Problem to solve: Copy every line that contains the string "data" from the entries below.

Items:

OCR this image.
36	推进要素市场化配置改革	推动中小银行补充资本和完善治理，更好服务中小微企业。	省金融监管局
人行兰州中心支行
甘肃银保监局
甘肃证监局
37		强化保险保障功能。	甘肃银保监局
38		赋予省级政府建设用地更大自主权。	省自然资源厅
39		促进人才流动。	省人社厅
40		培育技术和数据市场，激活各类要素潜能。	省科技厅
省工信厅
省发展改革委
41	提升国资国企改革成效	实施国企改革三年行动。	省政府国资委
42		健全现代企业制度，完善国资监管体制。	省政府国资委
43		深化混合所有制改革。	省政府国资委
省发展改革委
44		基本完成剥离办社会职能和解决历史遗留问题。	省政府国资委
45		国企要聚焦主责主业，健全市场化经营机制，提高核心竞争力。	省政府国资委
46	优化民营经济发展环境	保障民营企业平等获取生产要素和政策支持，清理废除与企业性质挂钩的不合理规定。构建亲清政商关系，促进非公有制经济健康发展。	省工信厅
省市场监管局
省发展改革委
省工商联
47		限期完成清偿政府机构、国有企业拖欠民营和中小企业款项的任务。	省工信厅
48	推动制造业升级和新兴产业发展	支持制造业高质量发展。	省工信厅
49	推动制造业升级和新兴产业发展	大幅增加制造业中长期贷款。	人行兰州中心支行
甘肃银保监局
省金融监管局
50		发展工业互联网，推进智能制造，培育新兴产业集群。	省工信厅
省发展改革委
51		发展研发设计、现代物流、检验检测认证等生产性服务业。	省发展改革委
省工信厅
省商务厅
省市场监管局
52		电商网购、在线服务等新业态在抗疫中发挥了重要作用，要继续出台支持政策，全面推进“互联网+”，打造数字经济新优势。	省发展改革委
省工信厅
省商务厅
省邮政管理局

==

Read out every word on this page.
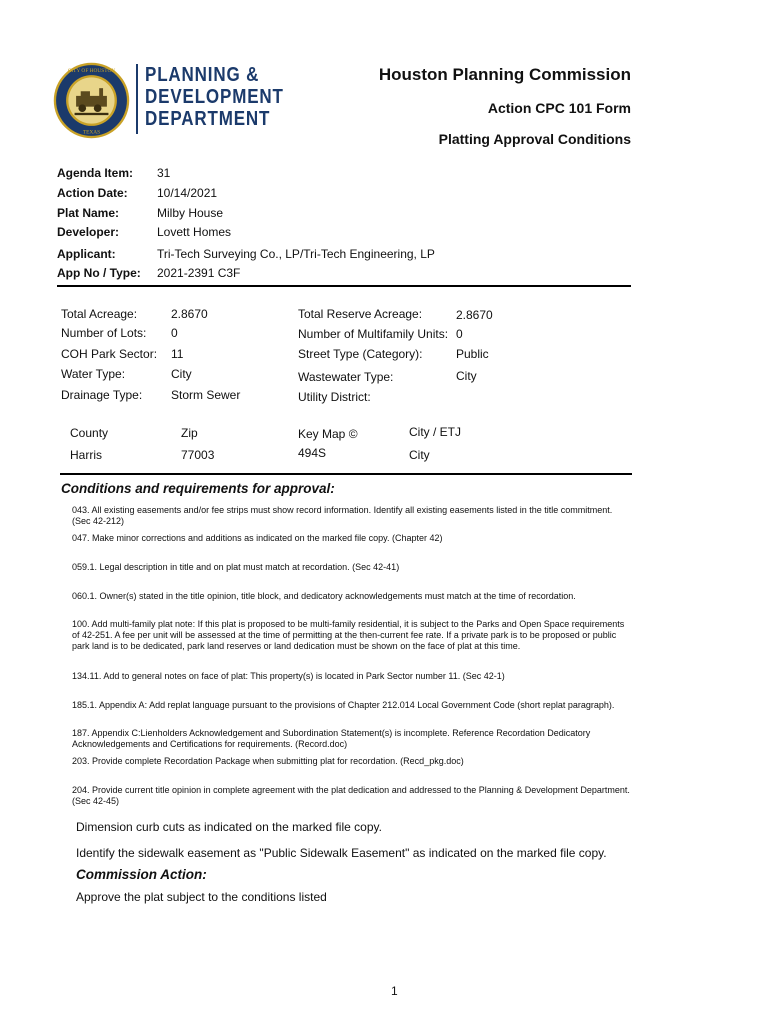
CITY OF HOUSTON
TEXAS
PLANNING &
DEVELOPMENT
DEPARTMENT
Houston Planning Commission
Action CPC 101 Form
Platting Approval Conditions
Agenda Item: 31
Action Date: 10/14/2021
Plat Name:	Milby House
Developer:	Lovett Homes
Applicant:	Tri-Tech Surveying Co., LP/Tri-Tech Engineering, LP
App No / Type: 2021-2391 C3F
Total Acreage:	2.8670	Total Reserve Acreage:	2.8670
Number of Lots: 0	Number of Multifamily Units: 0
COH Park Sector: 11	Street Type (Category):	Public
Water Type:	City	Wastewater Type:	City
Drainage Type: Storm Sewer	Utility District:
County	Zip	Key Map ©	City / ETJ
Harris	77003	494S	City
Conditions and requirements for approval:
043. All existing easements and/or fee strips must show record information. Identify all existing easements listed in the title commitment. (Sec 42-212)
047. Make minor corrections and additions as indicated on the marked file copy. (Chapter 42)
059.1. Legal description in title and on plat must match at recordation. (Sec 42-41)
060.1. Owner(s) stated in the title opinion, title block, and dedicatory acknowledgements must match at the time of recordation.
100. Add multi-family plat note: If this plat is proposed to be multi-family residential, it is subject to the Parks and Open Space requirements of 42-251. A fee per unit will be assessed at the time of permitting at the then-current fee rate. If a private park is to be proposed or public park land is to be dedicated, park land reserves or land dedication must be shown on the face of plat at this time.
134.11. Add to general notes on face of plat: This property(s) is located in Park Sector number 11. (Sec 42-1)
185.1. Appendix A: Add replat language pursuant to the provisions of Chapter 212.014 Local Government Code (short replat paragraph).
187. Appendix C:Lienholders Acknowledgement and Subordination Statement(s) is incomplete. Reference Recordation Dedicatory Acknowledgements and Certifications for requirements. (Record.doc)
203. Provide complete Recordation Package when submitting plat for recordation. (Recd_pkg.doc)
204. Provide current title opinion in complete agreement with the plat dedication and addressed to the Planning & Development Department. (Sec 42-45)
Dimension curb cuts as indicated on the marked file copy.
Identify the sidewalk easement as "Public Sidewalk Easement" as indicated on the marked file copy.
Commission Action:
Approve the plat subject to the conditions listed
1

...

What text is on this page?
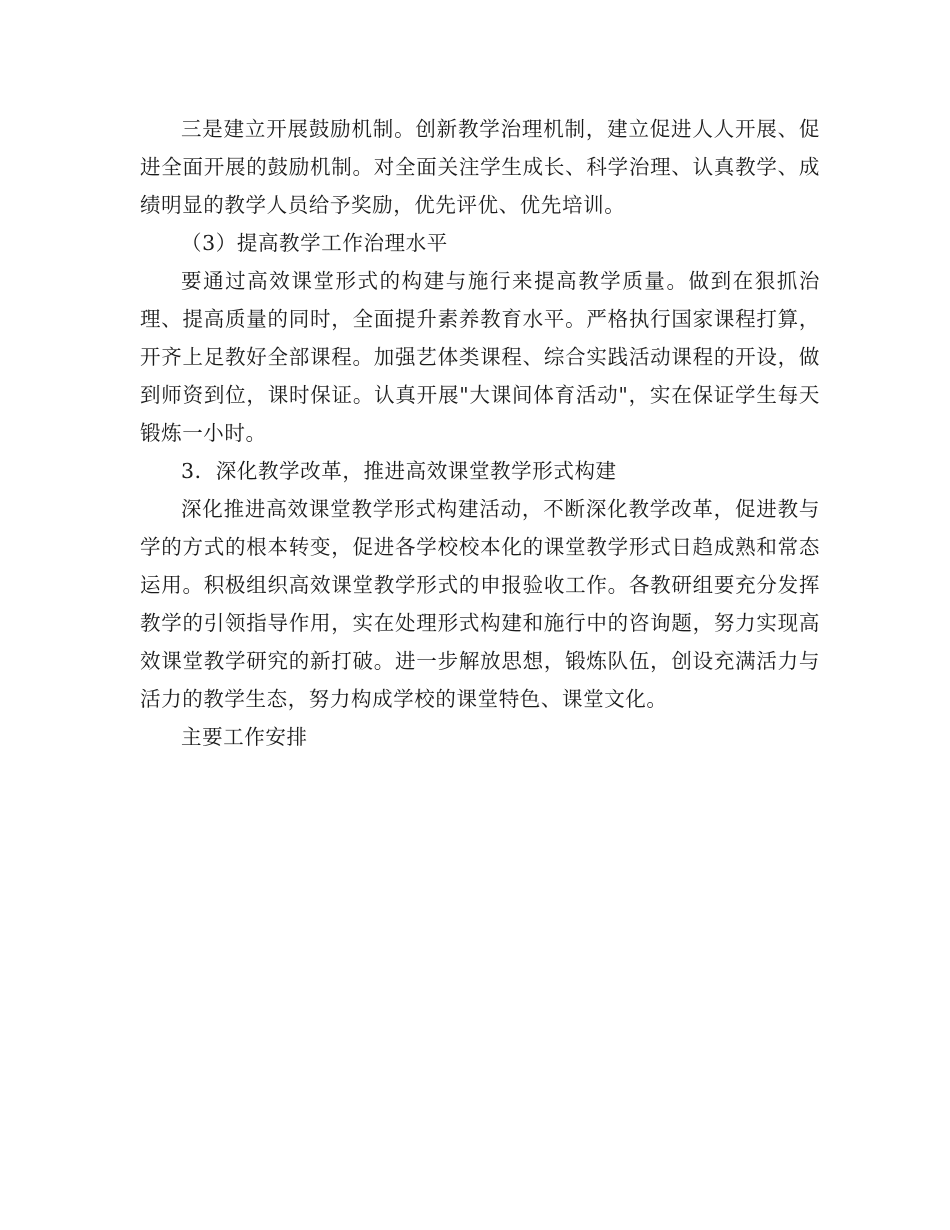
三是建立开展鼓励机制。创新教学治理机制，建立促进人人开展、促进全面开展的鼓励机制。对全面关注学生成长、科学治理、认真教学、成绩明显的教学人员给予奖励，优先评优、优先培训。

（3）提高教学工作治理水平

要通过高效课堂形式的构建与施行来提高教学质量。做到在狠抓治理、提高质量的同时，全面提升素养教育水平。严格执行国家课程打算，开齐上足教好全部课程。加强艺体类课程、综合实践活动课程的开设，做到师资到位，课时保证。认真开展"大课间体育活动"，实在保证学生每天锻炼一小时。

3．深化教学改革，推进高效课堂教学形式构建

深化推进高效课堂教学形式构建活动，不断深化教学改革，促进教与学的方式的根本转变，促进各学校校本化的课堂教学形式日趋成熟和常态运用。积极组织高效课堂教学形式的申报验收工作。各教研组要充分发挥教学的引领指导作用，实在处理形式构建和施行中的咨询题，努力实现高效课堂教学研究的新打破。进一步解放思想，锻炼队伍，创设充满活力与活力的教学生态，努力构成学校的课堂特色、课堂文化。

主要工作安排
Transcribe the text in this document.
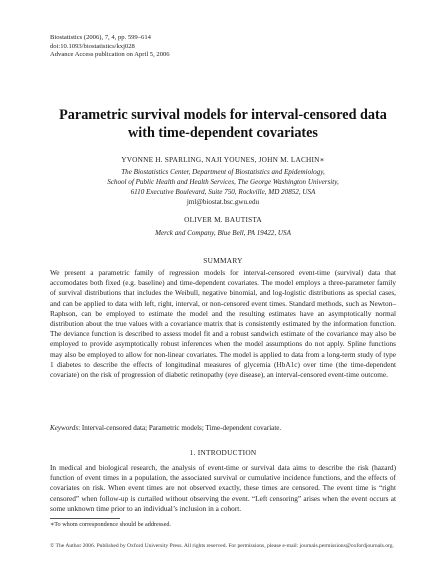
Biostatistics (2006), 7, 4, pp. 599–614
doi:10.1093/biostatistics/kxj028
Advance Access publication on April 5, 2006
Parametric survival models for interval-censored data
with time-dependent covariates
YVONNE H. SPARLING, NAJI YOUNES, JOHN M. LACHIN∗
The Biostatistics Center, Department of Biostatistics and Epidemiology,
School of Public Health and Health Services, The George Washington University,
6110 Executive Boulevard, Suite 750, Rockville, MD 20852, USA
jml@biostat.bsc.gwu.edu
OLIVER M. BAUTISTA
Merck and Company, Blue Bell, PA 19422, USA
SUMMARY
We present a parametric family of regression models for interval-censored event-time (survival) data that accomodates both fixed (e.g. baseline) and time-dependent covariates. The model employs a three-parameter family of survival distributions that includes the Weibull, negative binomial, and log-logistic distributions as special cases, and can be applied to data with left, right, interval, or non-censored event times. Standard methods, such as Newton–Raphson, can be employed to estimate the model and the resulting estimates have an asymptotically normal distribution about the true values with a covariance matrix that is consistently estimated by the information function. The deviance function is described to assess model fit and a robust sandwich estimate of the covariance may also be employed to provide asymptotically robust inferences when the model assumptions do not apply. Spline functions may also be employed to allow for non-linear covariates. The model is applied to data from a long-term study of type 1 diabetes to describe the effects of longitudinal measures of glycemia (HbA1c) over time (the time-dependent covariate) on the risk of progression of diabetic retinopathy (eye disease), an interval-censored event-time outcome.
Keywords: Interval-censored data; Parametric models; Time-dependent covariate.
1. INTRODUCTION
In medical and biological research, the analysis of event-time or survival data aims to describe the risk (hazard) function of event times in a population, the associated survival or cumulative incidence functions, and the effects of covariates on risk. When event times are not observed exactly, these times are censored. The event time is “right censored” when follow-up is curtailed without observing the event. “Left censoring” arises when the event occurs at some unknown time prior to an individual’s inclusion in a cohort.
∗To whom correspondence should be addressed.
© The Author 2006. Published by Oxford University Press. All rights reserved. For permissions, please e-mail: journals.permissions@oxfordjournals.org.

Finished answer:
Parametric survival models for interval-censored data
We present a parametric family of regression models for interval-censored event-time (survival) data that accomodates both fixed (e.g. baseline) and time-dependent covariates. The model employs a three-parameter family of survival distributions that includes the Weibull, negative binomial, and log-logistic distributions as special cases, and can be applied to data with left, right, interval, or non-censored event times. Standard methods, such as Newton–Raphson, can be employed to estimate the model and the resulting estimates have an asymptotically normal distribution about the true values with a covariance matrix that is consistently estimated by the information function. The deviance function is described to assess model fit and a robust sandwich estimate of the covariance may also be employed to provide asymptotically robust inferences when the model assumptions do not apply. Spline functions may also be employed to allow for non-linear covariates. The model is applied to data from a long-term study of type 1 diabetes to describe the effects of longitudinal measures of glycemia (HbA1c) over time (the time-dependent covariate) on the risk of progression of diabetic retinopathy (eye disease), an interval-censored event-time outcome.
Keywords: Interval-censored data; Parametric models; Time-dependent covariate.
In medical and biological research, the analysis of event-time or survival data aims to describe the risk (hazard) function of event times in a population, the associated survival or cumulative incidence functions, and the effects of covariates on risk. When event times are not observed exactly, these times are censored. The event time is “right censored” when follow-up is curtailed without observing the event. “Left censoring” arises when the event occurs at some unknown time prior to an individual’s inclusion in a cohort.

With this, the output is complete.